Your goal> Lift out all lines below that contain "text".

--------------------------------------------------

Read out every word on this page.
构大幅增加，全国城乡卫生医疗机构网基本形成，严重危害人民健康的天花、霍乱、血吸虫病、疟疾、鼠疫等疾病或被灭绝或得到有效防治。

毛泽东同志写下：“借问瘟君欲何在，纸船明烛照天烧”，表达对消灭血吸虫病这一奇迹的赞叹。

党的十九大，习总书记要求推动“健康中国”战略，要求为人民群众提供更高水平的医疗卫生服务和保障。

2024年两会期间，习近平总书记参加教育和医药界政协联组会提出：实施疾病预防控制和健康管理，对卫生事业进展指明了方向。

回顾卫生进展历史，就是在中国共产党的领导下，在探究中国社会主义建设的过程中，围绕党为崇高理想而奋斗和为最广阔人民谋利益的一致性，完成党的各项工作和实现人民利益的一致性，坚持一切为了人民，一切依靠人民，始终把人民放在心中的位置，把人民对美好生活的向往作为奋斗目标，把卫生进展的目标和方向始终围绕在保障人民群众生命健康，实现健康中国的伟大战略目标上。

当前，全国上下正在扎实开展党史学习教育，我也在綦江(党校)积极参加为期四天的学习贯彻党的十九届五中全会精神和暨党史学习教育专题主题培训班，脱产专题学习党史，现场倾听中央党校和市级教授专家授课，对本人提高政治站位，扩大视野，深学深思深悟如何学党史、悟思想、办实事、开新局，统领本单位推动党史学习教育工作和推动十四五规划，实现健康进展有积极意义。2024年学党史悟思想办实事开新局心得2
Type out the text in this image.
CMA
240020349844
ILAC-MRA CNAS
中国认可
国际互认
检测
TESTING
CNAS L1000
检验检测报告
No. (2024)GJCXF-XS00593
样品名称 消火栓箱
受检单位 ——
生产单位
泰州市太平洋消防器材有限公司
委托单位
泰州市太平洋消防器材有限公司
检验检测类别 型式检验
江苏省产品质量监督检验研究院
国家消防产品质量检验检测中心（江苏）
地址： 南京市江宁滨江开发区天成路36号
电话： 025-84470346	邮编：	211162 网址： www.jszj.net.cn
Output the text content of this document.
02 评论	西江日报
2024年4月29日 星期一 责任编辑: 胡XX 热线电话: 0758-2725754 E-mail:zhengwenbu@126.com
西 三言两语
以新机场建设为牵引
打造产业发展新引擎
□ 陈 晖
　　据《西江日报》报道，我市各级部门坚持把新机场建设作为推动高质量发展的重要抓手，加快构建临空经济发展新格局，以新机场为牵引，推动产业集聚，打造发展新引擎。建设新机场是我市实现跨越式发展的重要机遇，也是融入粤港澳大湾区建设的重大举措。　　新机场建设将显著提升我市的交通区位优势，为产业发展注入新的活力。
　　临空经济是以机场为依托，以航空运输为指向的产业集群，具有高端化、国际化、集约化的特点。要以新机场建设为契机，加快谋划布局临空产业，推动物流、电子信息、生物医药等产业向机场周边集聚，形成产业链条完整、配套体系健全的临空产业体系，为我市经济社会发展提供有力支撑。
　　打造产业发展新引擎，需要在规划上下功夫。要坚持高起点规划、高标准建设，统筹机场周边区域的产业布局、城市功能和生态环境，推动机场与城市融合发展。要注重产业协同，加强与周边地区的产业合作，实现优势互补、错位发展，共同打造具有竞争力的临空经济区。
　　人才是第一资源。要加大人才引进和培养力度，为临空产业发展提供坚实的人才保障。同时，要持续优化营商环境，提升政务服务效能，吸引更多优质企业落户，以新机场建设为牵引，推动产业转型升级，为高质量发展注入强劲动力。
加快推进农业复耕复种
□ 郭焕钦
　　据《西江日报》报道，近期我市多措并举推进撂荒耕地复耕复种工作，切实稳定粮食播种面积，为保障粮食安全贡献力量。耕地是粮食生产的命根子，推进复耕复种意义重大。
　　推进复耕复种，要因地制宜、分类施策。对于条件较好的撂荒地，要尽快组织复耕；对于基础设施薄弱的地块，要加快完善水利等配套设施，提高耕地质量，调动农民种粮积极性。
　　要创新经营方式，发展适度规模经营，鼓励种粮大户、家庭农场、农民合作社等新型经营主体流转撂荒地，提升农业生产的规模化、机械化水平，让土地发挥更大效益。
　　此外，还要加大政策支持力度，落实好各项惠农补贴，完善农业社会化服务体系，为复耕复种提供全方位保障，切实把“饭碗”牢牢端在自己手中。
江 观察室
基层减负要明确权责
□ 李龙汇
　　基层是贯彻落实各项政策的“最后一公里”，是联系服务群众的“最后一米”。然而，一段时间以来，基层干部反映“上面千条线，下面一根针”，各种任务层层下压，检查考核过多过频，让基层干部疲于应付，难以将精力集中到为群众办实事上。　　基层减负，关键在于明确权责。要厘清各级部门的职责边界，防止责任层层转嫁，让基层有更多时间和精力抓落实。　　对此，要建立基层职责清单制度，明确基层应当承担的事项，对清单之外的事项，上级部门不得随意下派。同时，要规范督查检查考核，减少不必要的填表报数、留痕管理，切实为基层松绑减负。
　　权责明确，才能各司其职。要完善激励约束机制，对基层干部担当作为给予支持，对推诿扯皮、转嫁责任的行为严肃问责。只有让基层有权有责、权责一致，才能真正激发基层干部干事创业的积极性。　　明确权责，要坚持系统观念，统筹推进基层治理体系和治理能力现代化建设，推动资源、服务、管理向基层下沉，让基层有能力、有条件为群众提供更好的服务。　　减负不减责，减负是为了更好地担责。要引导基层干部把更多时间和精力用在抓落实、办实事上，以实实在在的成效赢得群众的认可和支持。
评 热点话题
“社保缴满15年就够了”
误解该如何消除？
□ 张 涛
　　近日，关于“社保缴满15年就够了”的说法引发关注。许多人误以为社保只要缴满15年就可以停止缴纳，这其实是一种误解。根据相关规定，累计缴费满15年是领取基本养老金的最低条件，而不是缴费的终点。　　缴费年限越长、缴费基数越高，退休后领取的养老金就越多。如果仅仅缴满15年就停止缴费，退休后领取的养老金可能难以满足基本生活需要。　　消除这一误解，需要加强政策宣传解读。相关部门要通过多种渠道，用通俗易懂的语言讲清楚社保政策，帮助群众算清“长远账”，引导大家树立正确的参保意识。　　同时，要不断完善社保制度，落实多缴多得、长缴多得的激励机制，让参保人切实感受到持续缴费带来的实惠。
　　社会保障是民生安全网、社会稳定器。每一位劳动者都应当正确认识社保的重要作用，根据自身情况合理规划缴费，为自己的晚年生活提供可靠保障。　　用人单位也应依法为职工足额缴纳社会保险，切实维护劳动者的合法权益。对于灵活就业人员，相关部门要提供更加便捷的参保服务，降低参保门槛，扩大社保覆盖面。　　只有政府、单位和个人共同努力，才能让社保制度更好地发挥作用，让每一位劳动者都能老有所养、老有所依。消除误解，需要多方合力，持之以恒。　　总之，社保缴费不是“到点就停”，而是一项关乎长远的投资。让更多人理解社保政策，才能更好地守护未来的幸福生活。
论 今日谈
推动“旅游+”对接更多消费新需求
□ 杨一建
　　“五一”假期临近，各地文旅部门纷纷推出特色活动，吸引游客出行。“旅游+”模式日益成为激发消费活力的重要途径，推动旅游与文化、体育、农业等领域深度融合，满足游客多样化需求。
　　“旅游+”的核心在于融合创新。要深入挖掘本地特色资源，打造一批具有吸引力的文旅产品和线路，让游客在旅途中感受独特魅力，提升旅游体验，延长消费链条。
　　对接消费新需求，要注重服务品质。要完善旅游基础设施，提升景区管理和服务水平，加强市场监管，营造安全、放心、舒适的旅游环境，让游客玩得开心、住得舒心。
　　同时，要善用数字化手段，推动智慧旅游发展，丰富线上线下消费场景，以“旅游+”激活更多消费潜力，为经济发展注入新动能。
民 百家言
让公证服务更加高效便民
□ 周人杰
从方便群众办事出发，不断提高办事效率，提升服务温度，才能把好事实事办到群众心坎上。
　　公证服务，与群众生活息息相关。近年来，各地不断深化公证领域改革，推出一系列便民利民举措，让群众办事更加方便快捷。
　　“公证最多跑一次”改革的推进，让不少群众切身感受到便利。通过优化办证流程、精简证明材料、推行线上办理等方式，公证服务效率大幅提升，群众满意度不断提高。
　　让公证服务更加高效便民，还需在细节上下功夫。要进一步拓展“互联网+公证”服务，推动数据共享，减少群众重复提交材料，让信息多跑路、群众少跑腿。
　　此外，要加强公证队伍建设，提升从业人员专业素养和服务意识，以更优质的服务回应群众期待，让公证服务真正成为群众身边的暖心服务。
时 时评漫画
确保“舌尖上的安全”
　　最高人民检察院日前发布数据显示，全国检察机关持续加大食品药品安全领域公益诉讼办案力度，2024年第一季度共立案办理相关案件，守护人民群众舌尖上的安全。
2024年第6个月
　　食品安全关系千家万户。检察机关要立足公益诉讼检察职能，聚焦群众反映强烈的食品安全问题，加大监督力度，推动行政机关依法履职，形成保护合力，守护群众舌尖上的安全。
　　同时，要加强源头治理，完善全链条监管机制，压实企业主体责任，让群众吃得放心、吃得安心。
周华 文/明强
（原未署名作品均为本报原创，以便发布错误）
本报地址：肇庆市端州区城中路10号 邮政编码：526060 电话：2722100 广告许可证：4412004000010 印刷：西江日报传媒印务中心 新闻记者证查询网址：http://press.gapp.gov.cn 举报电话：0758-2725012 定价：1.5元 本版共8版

--------------------------------------------------

Solved exercise>
Type out the text in this image.
Output the text content of this document.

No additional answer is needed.